§ Required work
The listing below is to be output in its exact form.

(Dataset records)
=====

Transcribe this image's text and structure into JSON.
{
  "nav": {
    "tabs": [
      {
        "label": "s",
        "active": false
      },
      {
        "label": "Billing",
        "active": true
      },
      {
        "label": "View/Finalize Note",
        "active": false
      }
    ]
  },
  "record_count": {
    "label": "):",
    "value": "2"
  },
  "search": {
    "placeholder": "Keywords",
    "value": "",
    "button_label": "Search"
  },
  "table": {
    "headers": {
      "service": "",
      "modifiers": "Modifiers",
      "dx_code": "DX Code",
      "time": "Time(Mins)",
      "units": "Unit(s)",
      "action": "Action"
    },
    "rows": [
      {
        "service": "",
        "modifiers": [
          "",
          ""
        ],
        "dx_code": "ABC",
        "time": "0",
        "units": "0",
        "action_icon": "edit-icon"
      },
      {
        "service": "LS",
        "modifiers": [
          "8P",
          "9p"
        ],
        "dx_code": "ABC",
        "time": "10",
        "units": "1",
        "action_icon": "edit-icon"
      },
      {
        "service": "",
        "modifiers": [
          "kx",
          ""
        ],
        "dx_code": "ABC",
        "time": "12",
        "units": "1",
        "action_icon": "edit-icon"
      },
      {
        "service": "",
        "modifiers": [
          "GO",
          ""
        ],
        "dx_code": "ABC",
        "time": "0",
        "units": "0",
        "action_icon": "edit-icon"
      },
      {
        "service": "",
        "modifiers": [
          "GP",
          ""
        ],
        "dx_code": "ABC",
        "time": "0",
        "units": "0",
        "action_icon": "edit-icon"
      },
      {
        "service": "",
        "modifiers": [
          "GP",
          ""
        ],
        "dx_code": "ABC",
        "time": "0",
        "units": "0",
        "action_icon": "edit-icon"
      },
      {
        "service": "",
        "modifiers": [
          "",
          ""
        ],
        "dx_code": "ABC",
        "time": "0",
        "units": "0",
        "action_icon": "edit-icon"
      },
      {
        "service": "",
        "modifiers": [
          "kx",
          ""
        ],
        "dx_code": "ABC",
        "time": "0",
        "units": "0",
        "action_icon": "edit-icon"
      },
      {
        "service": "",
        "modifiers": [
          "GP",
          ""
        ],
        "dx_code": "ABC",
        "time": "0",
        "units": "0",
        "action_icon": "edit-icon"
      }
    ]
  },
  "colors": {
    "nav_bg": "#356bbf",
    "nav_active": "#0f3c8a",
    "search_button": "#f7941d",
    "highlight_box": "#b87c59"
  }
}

=====

§ Answer to the exercise
Transcribe this image's text and structure into JSON.
{
  "nav": {
    "tabs": [
      {
        "label": "s",
        "active": false
      },
      {
        "label": "Billing",
        "active": true
      },
      {
        "label": "View/Finalize Note",
        "active": false
      }
    ]
  },
  "record_count": {
    "label": "):",
    "value": "2"
  },
  "search": {
    "placeholder": "Keywords",
    "value": "",
    "button_label": "Search"
  },
  "table": {
    "headers": {
      "service": "",
      "modifiers": "Modifiers",
      "dx_code": "DX Code",
      "time": "Time(Mins)",
      "units": "Unit(s)",
      "action": "Action"
    },
    "rows": [
      {
        "service": "",
        "modifiers": [
          "",
          ""
        ],
        "dx_code": "ABC",
        "time": "0",
        "units": "0",
        "action_icon": "edit-icon"
      },
      {
        "service": "LS",
        "modifiers": [
          "8P",
          "9p"
        ],
        "dx_code": "ABC",
        "time": "10",
        "units": "1",
        "action_icon": "edit-icon"
      },
      {
        "service": "",
        "modifiers": [
          "kx",
          ""
        ],
        "dx_code": "ABC",
        "time": "12",
        "units": "1",
        "action_icon": "edit-icon"
      },
      {
        "service": "",
        "modifiers": [
          "GO",
          ""
        ],
        "dx_code": "ABC",
        "time": "0",
        "units": "0",
        "action_icon": "edit-icon"
      },
      {
        "service": "",
        "modifiers": [
          "GP",
          ""
        ],
        "dx_code": "ABC",
        "time": "0",
        "units": "0",
        "action_icon": "edit-icon"
      },
      {
        "service": "",
        "modifiers": [
          "GP",
          ""
        ],
        "dx_code": "ABC",
        "time": "0",
        "units": "0",
        "action_icon": "edit-icon"
      },
      {
        "service": "",
        "modifiers": [
          "",
          ""
        ],
        "dx_code": "ABC",
        "time": "0",
        "units": "0",
        "action_icon": "edit-icon"
      },
      {
        "service": "",
        "modifiers": [
          "kx",
          ""
        ],
        "dx_code": "ABC",
        "time": "0",
        "units": "0",
        "action_icon": "edit-icon"
      },
      {
        "service": "",
        "modifiers": [
          "GP",
          ""
        ],
        "dx_code": "ABC",
        "time": "0",
        "units": "0",
        "action_icon": "edit-icon"
      }
    ]
  },
  "colors": {
    "nav_bg": "#356bbf",
    "nav_active": "#0f3c8a",
    "search_button": "#f7941d",
    "highlight_box": "#b87c59"
  }
}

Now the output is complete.